DATASET RECORDS:
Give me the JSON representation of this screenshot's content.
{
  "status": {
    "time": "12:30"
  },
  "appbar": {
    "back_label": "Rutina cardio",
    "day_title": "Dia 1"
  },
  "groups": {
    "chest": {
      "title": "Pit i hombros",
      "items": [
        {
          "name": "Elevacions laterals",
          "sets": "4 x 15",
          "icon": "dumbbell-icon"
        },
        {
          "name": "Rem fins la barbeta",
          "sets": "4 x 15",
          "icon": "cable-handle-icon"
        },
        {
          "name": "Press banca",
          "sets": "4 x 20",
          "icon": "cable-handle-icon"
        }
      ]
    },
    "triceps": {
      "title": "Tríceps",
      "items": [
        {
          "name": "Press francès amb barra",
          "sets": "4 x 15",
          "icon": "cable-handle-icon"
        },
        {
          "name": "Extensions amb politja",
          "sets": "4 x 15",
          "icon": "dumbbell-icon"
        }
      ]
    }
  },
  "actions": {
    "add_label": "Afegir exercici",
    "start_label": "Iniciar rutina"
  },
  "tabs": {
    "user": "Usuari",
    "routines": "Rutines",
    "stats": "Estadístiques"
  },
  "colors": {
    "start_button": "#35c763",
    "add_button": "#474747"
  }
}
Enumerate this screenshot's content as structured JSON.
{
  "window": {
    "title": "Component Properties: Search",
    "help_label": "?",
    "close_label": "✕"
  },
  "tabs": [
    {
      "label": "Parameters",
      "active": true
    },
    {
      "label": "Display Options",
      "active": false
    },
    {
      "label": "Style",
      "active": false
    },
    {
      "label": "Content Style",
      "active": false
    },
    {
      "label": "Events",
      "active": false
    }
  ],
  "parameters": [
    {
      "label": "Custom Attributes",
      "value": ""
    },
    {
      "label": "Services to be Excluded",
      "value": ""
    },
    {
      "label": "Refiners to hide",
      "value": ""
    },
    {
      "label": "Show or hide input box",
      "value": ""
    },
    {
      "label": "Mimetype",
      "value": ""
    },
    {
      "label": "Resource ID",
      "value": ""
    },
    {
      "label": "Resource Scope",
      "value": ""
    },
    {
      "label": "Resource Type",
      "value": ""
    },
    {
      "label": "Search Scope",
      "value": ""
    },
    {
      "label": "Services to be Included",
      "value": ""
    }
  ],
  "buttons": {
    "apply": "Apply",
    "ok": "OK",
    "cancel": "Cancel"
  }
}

GOAL OF THE EXERCISE: Determine the number of lines where the string "Search" occurs, and give that number only.

TASK SOLUTION: 2